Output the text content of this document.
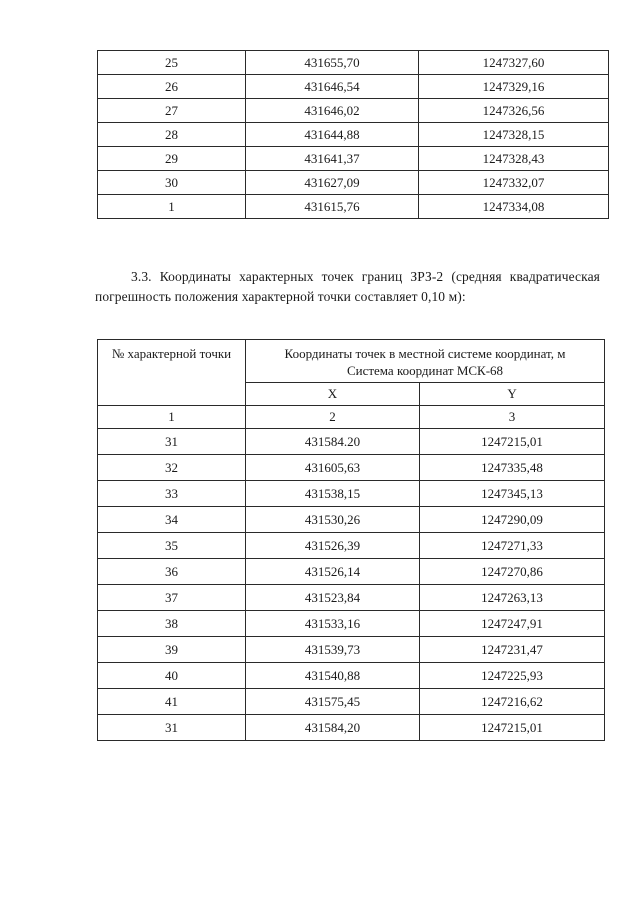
25	431655,70	1247327,60
26	431646,54	1247329,16
27	431646,02	1247326,56
28	431644,88	1247328,15
29	431641,37	1247328,43
30	431627,09	1247332,07
1	431615,76	1247334,08
3.3. Координаты характерных точек границ ЗРЗ-2 (средняя квадратическая погрешность положения характерной точки составляет 0,10 м):
№ характерной точки	Координаты точек в местной системе координат, м
Система координат МСК-68	

	X	Y
1	2	3
31	431584.20	1247215,01
32	431605,63	1247335,48
33	431538,15	1247345,13
34	431530,26	1247290,09
35	431526,39	1247271,33
36	431526,14	1247270,86
37	431523,84	1247263,13
38	431533,16	1247247,91
39	431539,73	1247231,47
40	431540,88	1247225,93
41	431575,45	1247216,62
31	431584,20	1247215,01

━━━

EXERCISE: Return every line of the records exactly as given, pictures excluded.

WORKED SOLUTION:
Output the text content of this document.
25	431655,70	1247327,60
26	431646,54	1247329,16
27	431646,02	1247326,56
28	431644,88	1247328,15
29	431641,37	1247328,43
30	431627,09	1247332,07
1	431615,76	1247334,08
3.3. Координаты характерных точек границ ЗРЗ-2 (средняя квадратическая погрешность положения характерной точки составляет 0,10 м):
№ характерной точки	Координаты точек в местной системе координат, м
Система координат МСК-68	

	X	Y
1	2	3
31	431584.20	1247215,01
32	431605,63	1247335,48
33	431538,15	1247345,13
34	431530,26	1247290,09
35	431526,39	1247271,33
36	431526,14	1247270,86
37	431523,84	1247263,13
38	431533,16	1247247,91
39	431539,73	1247231,47
40	431540,88	1247225,93
41	431575,45	1247216,62
31	431584,20	1247215,01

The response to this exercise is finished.